→ What is asked
Using the material below, work out how many lines contain the word "name". Reply with the number and nothing more.

Rows from a figure dataset
_____
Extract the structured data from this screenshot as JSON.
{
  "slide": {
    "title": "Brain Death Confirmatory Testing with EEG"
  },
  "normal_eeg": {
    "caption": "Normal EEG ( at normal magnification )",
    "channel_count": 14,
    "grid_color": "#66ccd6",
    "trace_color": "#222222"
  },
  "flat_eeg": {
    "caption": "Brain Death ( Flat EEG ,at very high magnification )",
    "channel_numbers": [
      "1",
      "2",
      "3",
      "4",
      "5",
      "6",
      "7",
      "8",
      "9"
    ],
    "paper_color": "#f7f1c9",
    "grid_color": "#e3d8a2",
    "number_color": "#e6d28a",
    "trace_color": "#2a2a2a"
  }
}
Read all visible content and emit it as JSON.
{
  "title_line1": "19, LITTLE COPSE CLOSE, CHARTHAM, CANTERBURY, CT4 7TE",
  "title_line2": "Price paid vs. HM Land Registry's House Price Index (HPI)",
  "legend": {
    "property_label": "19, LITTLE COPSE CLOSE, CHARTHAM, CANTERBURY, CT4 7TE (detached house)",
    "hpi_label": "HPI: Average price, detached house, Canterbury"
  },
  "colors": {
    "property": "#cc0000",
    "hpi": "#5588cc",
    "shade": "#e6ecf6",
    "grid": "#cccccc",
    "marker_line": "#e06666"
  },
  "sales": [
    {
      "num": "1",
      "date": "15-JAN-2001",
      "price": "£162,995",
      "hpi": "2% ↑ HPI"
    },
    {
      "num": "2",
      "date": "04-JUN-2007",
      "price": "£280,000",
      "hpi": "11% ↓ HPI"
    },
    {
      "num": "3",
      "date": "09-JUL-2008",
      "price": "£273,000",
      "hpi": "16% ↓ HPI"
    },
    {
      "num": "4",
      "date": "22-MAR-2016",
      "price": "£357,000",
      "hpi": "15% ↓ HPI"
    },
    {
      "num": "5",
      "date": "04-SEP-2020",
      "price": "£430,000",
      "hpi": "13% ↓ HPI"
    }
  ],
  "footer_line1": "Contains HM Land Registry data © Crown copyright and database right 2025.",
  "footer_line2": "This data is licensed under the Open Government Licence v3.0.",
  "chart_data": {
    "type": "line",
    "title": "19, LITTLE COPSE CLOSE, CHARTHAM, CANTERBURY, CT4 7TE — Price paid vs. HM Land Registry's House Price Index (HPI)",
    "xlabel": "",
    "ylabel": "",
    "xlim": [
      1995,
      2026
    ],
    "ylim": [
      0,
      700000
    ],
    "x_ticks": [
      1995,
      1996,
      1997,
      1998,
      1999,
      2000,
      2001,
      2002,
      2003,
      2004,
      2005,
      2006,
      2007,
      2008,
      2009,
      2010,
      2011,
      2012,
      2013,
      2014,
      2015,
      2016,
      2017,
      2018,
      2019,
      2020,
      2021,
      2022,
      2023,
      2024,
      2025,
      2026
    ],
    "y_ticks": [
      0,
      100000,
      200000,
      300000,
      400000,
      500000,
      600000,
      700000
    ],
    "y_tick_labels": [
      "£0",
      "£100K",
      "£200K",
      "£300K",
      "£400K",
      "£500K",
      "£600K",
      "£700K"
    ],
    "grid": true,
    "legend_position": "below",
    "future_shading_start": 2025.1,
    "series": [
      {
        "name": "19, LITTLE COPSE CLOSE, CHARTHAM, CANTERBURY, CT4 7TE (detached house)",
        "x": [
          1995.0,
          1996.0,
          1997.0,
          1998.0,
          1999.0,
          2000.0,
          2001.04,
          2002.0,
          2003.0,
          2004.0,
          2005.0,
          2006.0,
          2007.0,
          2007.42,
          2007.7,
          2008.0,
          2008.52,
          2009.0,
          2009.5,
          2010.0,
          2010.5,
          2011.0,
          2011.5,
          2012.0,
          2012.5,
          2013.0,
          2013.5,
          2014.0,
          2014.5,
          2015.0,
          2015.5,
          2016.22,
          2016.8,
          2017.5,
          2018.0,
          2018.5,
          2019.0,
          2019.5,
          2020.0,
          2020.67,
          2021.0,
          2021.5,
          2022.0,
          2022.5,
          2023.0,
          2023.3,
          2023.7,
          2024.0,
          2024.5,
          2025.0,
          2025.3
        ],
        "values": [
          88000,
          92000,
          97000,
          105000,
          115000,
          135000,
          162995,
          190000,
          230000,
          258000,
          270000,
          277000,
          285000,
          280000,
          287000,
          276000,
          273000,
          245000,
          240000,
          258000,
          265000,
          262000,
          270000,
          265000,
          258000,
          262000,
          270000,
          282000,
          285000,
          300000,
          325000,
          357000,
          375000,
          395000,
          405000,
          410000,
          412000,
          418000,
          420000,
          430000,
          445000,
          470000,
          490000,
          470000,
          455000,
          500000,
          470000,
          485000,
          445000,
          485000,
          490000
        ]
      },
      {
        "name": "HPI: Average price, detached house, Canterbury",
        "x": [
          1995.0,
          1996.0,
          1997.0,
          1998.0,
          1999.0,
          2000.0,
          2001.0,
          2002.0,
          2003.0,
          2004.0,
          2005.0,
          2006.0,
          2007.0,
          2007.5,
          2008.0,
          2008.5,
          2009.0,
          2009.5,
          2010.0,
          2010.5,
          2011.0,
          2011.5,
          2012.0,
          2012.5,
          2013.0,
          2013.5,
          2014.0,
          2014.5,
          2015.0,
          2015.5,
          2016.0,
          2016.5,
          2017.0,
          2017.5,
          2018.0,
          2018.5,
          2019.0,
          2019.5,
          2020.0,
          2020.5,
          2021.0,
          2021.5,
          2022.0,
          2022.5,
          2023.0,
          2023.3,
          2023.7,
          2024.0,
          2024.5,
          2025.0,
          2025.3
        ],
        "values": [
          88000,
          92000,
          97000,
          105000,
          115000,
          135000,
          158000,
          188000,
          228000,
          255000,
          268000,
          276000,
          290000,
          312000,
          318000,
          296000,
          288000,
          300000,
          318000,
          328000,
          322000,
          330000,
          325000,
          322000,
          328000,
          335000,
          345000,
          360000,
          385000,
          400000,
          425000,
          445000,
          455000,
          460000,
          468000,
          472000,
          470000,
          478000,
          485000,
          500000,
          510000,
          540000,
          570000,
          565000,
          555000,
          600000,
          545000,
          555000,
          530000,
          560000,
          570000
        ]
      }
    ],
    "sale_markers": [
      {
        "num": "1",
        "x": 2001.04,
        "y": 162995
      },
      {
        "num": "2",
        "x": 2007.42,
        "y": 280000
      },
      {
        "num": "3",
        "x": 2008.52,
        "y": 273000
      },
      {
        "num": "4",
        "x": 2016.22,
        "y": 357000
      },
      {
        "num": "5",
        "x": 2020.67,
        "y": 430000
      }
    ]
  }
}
_____
→ Full output
2